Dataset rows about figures
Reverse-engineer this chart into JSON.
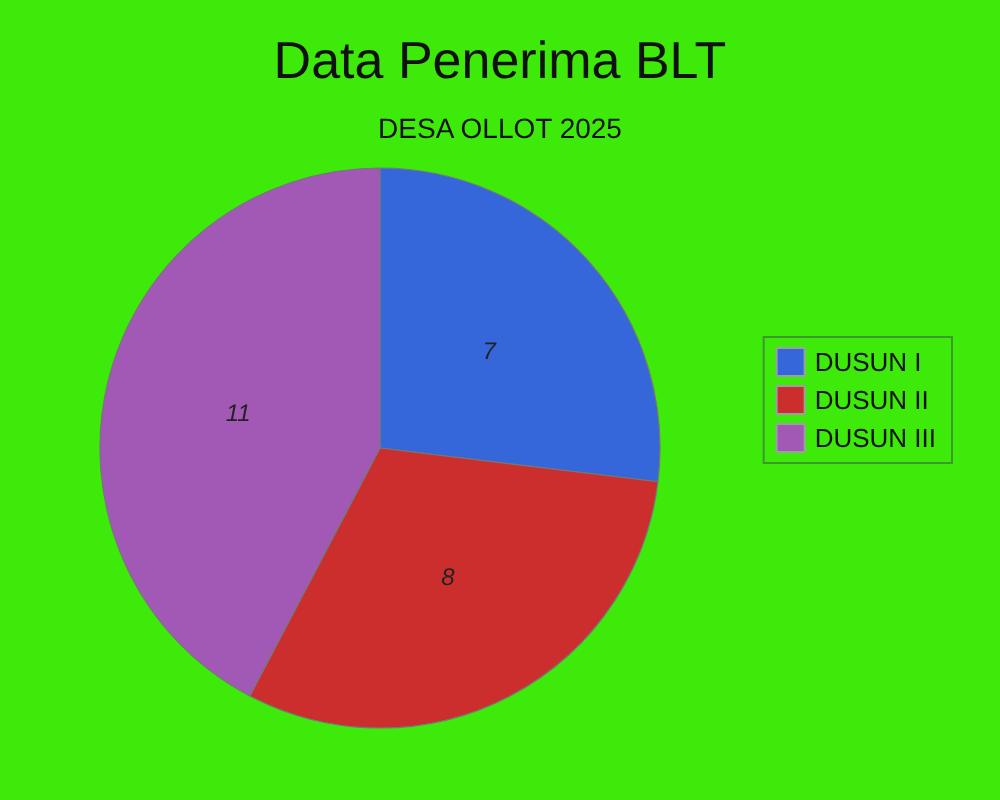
{
  "chart_data": {
    "type": "pie",
    "title": "Data Penerima BLT",
    "subtitle": "DESA OLLOT 2025",
    "categories": [
      "DUSUN I",
      "DUSUN II",
      "DUSUN III"
    ],
    "values": [
      7,
      8,
      11
    ],
    "colors": [
      "#3567db",
      "#cc2e2e",
      "#a259b5"
    ],
    "data_labels": true,
    "legend": "right"
  }
}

Task goal -> Each record above must be returned exactly as written, with its pictures omitted.

Task solution ->
Reverse-engineer this chart into JSON.
{
  "chart_data": {
    "type": "pie",
    "title": "Data Penerima BLT",
    "subtitle": "DESA OLLOT 2025",
    "categories": [
      "DUSUN I",
      "DUSUN II",
      "DUSUN III"
    ],
    "values": [
      7,
      8,
      11
    ],
    "colors": [
      "#3567db",
      "#cc2e2e",
      "#a259b5"
    ],
    "data_labels": true,
    "legend": "right"
  }
}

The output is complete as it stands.